Input material
* * *

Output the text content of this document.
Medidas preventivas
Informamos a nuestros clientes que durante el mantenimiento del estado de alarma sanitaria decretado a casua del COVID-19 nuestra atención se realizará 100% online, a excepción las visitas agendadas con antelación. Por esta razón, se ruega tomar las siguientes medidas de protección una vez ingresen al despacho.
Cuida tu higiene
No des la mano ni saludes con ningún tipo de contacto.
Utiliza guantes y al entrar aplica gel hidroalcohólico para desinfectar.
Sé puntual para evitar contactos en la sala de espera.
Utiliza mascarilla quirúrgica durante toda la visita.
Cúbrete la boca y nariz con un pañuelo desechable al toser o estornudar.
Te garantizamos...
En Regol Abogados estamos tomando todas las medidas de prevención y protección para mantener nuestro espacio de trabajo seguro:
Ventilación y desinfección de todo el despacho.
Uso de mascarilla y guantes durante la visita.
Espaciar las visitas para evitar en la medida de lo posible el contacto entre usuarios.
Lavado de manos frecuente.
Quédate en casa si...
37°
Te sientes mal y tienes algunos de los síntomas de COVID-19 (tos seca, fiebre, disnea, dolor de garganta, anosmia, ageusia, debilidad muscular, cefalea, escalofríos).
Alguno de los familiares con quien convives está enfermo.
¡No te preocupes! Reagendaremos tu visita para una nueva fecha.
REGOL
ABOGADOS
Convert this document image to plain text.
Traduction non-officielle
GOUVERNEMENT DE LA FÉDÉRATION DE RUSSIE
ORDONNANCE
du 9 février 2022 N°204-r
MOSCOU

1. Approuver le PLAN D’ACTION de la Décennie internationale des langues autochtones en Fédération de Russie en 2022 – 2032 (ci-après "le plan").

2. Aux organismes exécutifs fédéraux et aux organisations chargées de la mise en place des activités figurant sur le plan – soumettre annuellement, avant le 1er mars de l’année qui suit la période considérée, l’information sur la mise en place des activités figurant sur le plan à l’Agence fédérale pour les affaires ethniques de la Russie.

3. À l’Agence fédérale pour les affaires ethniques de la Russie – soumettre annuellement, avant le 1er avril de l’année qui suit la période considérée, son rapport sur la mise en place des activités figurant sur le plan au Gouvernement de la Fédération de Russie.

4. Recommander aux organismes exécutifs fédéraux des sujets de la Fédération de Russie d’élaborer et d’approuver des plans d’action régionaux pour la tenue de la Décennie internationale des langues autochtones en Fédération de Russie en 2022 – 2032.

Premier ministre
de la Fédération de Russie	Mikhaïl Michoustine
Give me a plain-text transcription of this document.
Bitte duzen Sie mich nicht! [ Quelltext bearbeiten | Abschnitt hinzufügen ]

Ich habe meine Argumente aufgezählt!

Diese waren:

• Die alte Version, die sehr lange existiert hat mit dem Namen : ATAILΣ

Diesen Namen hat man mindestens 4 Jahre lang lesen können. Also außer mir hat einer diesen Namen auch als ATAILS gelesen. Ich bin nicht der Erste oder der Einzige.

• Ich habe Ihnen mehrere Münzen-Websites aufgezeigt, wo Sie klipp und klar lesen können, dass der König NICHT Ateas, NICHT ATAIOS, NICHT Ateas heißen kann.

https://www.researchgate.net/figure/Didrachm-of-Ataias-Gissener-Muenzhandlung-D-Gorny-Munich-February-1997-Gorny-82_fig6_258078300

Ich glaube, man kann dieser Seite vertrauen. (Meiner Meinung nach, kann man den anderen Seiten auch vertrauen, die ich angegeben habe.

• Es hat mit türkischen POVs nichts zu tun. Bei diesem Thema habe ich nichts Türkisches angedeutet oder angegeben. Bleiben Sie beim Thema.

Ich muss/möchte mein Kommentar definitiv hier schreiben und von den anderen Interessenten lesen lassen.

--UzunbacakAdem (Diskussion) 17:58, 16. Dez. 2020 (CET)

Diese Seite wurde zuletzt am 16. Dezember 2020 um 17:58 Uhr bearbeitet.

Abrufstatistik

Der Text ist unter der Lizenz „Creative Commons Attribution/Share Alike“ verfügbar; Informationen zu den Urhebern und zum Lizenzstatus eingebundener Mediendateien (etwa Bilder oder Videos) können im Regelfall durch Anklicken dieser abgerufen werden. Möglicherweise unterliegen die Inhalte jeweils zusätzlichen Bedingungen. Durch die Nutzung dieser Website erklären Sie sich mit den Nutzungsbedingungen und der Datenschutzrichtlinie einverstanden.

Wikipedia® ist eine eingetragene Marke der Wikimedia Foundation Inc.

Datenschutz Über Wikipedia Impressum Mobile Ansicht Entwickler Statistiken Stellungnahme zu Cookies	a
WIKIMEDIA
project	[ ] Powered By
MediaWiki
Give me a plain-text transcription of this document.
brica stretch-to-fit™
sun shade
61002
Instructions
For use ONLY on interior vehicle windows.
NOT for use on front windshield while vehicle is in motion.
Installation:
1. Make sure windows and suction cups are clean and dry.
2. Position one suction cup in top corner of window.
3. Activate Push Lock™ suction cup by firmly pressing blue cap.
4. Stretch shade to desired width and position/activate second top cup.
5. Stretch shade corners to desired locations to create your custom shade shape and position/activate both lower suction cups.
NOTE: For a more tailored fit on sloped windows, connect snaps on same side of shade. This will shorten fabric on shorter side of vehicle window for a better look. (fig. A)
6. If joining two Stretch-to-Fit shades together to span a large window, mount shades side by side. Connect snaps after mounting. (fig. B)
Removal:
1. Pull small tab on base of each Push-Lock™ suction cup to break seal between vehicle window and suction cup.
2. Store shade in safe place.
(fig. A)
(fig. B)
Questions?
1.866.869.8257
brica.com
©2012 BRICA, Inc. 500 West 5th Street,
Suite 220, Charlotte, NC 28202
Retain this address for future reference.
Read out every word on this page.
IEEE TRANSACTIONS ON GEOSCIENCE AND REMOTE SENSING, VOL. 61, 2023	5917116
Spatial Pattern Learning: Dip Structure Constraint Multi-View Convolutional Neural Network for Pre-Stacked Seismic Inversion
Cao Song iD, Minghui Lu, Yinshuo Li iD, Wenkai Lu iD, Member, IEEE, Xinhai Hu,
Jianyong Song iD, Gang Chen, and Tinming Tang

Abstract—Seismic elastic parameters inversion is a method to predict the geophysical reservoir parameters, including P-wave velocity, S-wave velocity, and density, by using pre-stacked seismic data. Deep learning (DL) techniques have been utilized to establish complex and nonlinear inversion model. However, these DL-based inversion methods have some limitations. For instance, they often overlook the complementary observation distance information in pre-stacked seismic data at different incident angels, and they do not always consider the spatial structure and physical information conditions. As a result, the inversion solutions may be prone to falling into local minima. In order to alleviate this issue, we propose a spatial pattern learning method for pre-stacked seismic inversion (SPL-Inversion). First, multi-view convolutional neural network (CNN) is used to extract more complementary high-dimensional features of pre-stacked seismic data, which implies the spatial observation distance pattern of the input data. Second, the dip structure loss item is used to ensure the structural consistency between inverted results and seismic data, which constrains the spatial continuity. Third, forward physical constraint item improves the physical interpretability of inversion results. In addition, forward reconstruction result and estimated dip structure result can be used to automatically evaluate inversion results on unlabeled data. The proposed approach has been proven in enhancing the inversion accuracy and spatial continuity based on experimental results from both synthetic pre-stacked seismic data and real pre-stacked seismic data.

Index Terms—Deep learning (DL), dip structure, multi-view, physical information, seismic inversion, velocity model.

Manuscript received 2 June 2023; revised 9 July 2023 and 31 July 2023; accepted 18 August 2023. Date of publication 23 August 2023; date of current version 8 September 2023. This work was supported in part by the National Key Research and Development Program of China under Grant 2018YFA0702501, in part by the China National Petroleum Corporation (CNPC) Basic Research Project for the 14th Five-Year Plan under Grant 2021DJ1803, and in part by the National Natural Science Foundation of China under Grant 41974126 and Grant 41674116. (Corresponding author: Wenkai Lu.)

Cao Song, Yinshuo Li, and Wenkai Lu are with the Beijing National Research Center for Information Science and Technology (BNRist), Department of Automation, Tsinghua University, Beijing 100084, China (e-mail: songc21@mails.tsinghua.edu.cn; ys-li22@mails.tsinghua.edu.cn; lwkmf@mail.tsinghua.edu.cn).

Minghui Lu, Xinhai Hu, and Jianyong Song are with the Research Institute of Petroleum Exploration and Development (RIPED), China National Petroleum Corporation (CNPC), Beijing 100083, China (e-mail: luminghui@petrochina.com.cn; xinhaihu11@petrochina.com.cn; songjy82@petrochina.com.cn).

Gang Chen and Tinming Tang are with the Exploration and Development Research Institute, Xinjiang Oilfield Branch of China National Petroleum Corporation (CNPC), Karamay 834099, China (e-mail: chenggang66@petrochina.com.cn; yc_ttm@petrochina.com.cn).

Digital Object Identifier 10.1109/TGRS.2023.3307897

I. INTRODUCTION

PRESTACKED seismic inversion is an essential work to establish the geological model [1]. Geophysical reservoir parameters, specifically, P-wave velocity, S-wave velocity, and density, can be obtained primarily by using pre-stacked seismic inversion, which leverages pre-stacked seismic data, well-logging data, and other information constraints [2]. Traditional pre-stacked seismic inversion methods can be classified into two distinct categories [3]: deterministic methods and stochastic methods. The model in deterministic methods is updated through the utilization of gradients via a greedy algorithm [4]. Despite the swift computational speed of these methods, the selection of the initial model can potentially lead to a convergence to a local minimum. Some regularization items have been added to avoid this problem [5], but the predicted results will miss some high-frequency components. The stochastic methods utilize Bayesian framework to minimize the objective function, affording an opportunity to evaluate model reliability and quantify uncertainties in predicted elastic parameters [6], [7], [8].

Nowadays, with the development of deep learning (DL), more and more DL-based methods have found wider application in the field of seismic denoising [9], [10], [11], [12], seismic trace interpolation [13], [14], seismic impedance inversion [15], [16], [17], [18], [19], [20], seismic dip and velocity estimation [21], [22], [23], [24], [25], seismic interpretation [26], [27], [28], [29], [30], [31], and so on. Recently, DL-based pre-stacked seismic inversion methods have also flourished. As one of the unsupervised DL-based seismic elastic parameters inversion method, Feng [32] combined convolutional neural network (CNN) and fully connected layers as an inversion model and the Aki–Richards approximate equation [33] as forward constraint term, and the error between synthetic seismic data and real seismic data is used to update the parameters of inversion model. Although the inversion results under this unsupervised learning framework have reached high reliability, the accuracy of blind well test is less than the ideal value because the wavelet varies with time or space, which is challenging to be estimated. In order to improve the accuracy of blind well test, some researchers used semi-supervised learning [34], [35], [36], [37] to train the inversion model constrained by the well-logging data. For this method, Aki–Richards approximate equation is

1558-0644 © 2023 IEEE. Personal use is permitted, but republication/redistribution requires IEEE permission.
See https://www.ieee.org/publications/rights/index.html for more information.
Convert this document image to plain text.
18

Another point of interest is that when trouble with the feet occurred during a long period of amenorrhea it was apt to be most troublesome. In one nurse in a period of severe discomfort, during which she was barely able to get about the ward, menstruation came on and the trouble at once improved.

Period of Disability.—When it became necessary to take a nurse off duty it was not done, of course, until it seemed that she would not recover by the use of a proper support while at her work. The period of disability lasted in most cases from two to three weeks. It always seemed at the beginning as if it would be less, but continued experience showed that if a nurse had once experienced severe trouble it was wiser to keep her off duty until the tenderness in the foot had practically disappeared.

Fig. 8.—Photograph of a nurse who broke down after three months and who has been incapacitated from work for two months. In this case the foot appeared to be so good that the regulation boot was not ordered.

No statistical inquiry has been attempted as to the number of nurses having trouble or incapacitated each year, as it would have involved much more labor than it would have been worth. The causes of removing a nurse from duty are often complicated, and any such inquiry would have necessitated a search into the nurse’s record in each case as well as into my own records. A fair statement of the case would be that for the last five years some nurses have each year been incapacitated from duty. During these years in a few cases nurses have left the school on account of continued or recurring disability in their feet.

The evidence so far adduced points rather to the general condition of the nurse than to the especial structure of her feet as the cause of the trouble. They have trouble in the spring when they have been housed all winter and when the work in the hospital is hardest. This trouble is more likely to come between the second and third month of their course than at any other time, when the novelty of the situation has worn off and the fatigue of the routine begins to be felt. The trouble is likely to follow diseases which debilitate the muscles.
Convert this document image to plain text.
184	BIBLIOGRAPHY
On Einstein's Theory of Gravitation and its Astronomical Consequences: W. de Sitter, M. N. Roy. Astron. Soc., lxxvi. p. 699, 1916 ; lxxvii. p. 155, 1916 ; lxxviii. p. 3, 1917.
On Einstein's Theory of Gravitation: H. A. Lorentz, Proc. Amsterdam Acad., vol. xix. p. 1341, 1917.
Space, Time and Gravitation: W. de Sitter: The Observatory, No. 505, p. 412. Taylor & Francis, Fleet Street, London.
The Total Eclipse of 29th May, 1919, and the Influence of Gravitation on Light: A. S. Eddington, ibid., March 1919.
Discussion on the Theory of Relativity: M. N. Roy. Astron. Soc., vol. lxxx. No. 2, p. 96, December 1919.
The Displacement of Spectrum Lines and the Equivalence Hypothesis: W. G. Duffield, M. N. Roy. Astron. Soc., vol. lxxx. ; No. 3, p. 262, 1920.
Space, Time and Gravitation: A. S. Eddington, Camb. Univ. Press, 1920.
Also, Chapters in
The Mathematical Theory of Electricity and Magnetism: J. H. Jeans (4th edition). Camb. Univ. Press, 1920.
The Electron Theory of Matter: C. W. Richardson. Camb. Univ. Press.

* * *

Instruction
Search the data for the string "protección" and copy each line where it appears.

Exercise result
Informamos a nuestros clientes que durante el mantenimiento del estado de alarma sanitaria decretado a casua del COVID-19 nuestra atención se realizará 100% online, a excepción las visitas agendadas con antelación. Por esta razón, se ruega tomar las siguientes medidas de protección una vez ingresen al despacho.
En Regol Abogados estamos tomando todas las medidas de prevención y protección para mantener nuestro espacio de trabajo seguro:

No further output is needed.